··· Supplied data

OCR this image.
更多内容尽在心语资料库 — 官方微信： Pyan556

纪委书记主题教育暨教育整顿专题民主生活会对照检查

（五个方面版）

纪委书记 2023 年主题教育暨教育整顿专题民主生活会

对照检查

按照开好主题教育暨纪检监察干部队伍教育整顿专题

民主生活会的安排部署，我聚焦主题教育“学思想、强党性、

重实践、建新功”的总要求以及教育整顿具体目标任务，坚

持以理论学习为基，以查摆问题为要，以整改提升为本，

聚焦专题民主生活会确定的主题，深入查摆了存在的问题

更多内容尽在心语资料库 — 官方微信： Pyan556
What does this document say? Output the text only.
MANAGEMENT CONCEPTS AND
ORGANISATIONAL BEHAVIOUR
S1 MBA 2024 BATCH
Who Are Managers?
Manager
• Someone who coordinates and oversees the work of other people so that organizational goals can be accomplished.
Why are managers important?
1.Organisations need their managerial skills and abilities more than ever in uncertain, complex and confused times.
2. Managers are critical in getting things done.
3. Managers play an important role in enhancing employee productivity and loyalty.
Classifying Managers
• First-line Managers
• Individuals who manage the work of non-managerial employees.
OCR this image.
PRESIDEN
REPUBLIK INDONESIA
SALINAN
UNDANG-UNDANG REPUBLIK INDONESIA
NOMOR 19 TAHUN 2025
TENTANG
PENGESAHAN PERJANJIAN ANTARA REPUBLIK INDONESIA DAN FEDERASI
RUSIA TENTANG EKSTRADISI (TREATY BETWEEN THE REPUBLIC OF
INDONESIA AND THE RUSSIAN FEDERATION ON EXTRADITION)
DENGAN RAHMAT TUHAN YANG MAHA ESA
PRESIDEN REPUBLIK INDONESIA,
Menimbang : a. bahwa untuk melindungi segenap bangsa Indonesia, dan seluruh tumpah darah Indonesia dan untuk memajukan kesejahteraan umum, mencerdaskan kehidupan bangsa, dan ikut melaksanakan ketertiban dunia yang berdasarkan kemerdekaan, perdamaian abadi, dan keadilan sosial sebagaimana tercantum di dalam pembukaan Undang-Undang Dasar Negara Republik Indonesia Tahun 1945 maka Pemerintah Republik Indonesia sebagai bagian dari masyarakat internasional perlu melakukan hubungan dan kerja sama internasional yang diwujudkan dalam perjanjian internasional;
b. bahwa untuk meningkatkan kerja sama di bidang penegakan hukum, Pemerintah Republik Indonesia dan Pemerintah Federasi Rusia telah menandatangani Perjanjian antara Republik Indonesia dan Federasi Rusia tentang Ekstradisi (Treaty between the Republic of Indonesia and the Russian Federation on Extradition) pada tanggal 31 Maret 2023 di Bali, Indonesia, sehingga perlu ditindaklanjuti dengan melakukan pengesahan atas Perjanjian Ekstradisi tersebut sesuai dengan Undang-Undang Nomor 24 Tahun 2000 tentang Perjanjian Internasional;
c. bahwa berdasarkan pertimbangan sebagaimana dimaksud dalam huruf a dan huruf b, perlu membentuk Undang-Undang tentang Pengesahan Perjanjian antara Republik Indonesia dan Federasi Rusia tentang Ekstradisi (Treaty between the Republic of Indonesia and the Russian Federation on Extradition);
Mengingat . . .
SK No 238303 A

······

• _Exercise_
Extract the entries above verbatim.

• _Result of this exercise_
OCR this image.
更多内容尽在心语资料库 — 官方微信： Pyan556

纪委书记主题教育暨教育整顿专题民主生活会对照检查

（五个方面版）

纪委书记 2023 年主题教育暨教育整顿专题民主生活会

对照检查

按照开好主题教育暨纪检监察干部队伍教育整顿专题

民主生活会的安排部署，我聚焦主题教育“学思想、强党性、

重实践、建新功”的总要求以及教育整顿具体目标任务，坚

持以理论学习为基，以查摆问题为要，以整改提升为本，

聚焦专题民主生活会确定的主题，深入查摆了存在的问题

更多内容尽在心语资料库 — 官方微信： Pyan556
What does this document say? Output the text only.
MANAGEMENT CONCEPTS AND
ORGANISATIONAL BEHAVIOUR
S1 MBA 2024 BATCH
Who Are Managers?
Manager
• Someone who coordinates and oversees the work of other people so that organizational goals can be accomplished.
Why are managers important?
1.Organisations need their managerial skills and abilities more than ever in uncertain, complex and confused times.
2. Managers are critical in getting things done.
3. Managers play an important role in enhancing employee productivity and loyalty.
Classifying Managers
• First-line Managers
• Individuals who manage the work of non-managerial employees.
OCR this image.
PRESIDEN
REPUBLIK INDONESIA
SALINAN
UNDANG-UNDANG REPUBLIK INDONESIA
NOMOR 19 TAHUN 2025
TENTANG
PENGESAHAN PERJANJIAN ANTARA REPUBLIK INDONESIA DAN FEDERASI
RUSIA TENTANG EKSTRADISI (TREATY BETWEEN THE REPUBLIC OF
INDONESIA AND THE RUSSIAN FEDERATION ON EXTRADITION)
DENGAN RAHMAT TUHAN YANG MAHA ESA
PRESIDEN REPUBLIK INDONESIA,
Menimbang : a. bahwa untuk melindungi segenap bangsa Indonesia, dan seluruh tumpah darah Indonesia dan untuk memajukan kesejahteraan umum, mencerdaskan kehidupan bangsa, dan ikut melaksanakan ketertiban dunia yang berdasarkan kemerdekaan, perdamaian abadi, dan keadilan sosial sebagaimana tercantum di dalam pembukaan Undang-Undang Dasar Negara Republik Indonesia Tahun 1945 maka Pemerintah Republik Indonesia sebagai bagian dari masyarakat internasional perlu melakukan hubungan dan kerja sama internasional yang diwujudkan dalam perjanjian internasional;
b. bahwa untuk meningkatkan kerja sama di bidang penegakan hukum, Pemerintah Republik Indonesia dan Pemerintah Federasi Rusia telah menandatangani Perjanjian antara Republik Indonesia dan Federasi Rusia tentang Ekstradisi (Treaty between the Republic of Indonesia and the Russian Federation on Extradition) pada tanggal 31 Maret 2023 di Bali, Indonesia, sehingga perlu ditindaklanjuti dengan melakukan pengesahan atas Perjanjian Ekstradisi tersebut sesuai dengan Undang-Undang Nomor 24 Tahun 2000 tentang Perjanjian Internasional;
c. bahwa berdasarkan pertimbangan sebagaimana dimaksud dalam huruf a dan huruf b, perlu membentuk Undang-Undang tentang Pengesahan Perjanjian antara Republik Indonesia dan Federasi Rusia tentang Ekstradisi (Treaty between the Republic of Indonesia and the Russian Federation on Extradition);
Mengingat . . .
SK No 238303 A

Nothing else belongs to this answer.